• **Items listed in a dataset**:
— Begin —

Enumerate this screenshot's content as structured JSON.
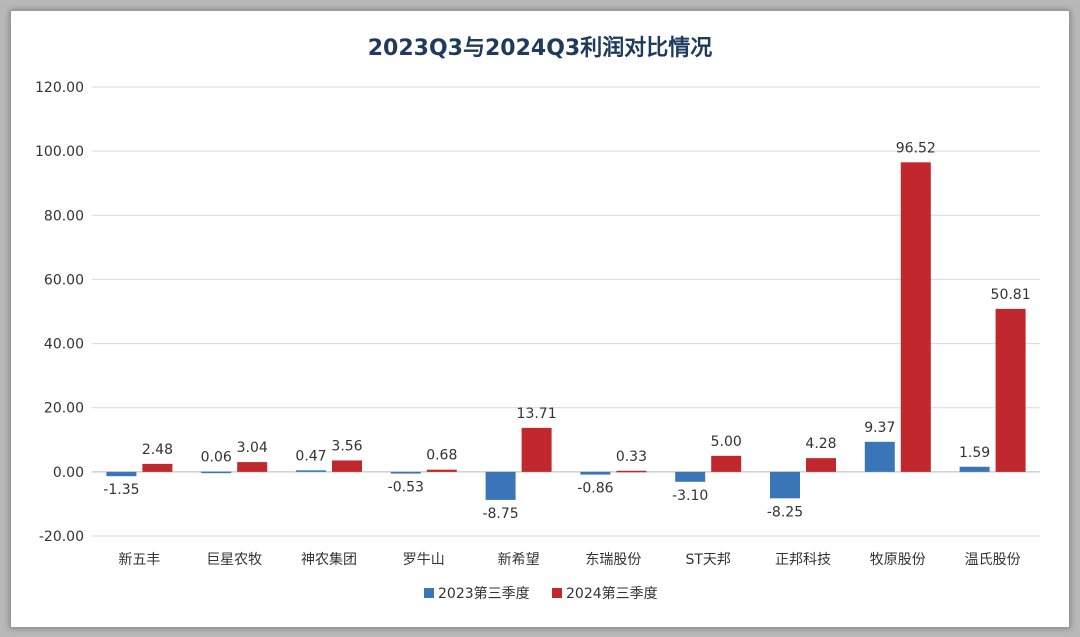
{
  "chart_data": {
    "type": "bar",
    "title": "2023Q3与2024Q3利润对比情况",
    "categories": [
      "新五丰",
      "巨星农牧",
      "神农集团",
      "罗牛山",
      "新希望",
      "东瑞股份",
      "ST天邦",
      "正邦科技",
      "牧原股份",
      "温氏股份"
    ],
    "series": [
      {
        "name": "2023第三季度",
        "color": "#3a75b8",
        "values": [
          -1.35,
          0.06,
          0.47,
          -0.53,
          -8.75,
          -0.86,
          -3.1,
          -8.25,
          9.37,
          1.59
        ]
      },
      {
        "name": "2024第三季度",
        "color": "#c0282d",
        "values": [
          2.48,
          3.04,
          3.56,
          0.68,
          13.71,
          0.33,
          5.0,
          4.28,
          96.52,
          50.81
        ]
      }
    ],
    "ylim": [
      -20,
      120
    ],
    "yticks": [
      "-20.00",
      "0.00",
      "20.00",
      "40.00",
      "60.00",
      "80.00",
      "100.00",
      "120.00"
    ],
    "value_labels": [
      [
        "-1.35",
        "0.06",
        "0.47",
        "-0.53",
        "-8.75",
        "-0.86",
        "-3.10",
        "-8.25",
        "9.37",
        "1.59"
      ],
      [
        "2.48",
        "3.04",
        "3.56",
        "0.68",
        "13.71",
        "0.33",
        "5.00",
        "4.28",
        "96.52",
        "50.81"
      ]
    ],
    "grid": true,
    "legend_position": "bottom"
  }
}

— End —

Can the entries above be repeated exactly, without their pictures?

• **Reply to the task**:
Enumerate this screenshot's content as structured JSON.
{
  "chart_data": {
    "type": "bar",
    "title": "2023Q3与2024Q3利润对比情况",
    "categories": [
      "新五丰",
      "巨星农牧",
      "神农集团",
      "罗牛山",
      "新希望",
      "东瑞股份",
      "ST天邦",
      "正邦科技",
      "牧原股份",
      "温氏股份"
    ],
    "series": [
      {
        "name": "2023第三季度",
        "color": "#3a75b8",
        "values": [
          -1.35,
          0.06,
          0.47,
          -0.53,
          -8.75,
          -0.86,
          -3.1,
          -8.25,
          9.37,
          1.59
        ]
      },
      {
        "name": "2024第三季度",
        "color": "#c0282d",
        "values": [
          2.48,
          3.04,
          3.56,
          0.68,
          13.71,
          0.33,
          5.0,
          4.28,
          96.52,
          50.81
        ]
      }
    ],
    "ylim": [
      -20,
      120
    ],
    "yticks": [
      "-20.00",
      "0.00",
      "20.00",
      "40.00",
      "60.00",
      "80.00",
      "100.00",
      "120.00"
    ],
    "value_labels": [
      [
        "-1.35",
        "0.06",
        "0.47",
        "-0.53",
        "-8.75",
        "-0.86",
        "-3.10",
        "-8.25",
        "9.37",
        "1.59"
      ],
      [
        "2.48",
        "3.04",
        "3.56",
        "0.68",
        "13.71",
        "0.33",
        "5.00",
        "4.28",
        "96.52",
        "50.81"
      ]
    ],
    "grid": true,
    "legend_position": "bottom"
  }
}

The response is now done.